AIM OF THE TASK
How many lines in the items below contain the string "Display", matching case exactly? Give only the number.

== MATERIAL FOR THIS EXERCISE

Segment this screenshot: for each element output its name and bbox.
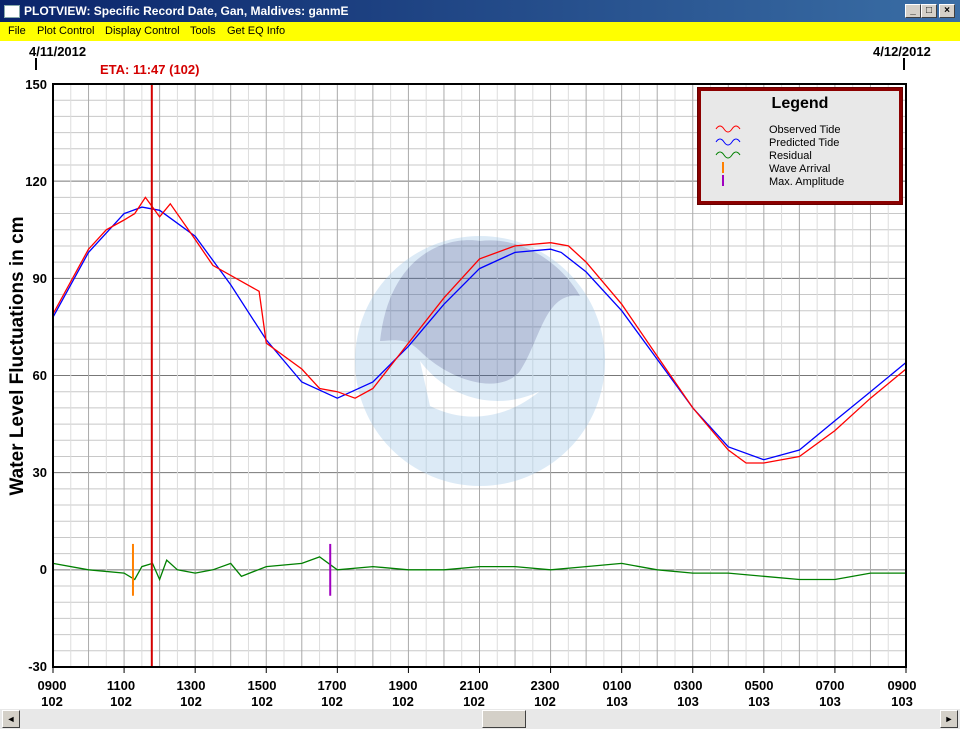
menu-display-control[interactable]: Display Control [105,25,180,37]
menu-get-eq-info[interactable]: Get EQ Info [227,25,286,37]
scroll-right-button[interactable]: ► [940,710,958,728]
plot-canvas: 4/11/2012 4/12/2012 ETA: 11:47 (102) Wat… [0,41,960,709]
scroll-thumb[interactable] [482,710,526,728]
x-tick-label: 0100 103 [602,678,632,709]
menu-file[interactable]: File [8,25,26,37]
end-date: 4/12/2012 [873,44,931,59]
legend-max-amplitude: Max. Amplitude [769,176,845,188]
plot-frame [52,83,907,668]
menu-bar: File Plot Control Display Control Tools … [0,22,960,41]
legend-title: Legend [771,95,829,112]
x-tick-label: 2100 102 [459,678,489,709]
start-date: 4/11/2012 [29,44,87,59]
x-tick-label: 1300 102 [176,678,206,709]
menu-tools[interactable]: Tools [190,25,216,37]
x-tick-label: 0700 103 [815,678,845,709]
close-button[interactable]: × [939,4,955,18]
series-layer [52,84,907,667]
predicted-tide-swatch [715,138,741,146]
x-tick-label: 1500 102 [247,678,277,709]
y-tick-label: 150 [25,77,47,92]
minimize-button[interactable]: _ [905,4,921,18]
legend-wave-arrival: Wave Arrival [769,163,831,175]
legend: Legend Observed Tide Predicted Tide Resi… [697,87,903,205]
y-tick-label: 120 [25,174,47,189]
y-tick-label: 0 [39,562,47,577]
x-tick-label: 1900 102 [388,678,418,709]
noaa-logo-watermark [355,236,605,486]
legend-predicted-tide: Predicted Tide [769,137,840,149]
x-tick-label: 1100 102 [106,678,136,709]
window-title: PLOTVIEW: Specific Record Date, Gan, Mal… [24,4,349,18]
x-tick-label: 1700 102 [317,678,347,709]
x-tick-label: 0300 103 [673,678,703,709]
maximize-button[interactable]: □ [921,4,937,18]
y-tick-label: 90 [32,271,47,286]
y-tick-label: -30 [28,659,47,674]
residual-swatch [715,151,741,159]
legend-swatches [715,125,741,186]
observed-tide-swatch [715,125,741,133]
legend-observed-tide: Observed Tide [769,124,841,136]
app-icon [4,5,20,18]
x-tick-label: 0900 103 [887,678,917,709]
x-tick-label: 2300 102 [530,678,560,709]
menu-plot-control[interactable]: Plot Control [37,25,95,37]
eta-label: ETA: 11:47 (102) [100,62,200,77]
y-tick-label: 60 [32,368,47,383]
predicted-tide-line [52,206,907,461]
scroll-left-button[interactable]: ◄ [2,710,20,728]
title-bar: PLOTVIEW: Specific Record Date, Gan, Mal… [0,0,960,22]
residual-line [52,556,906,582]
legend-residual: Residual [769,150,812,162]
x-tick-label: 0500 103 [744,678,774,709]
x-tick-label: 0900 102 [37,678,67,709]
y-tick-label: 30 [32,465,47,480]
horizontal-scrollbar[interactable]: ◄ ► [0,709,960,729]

====

RESULT
2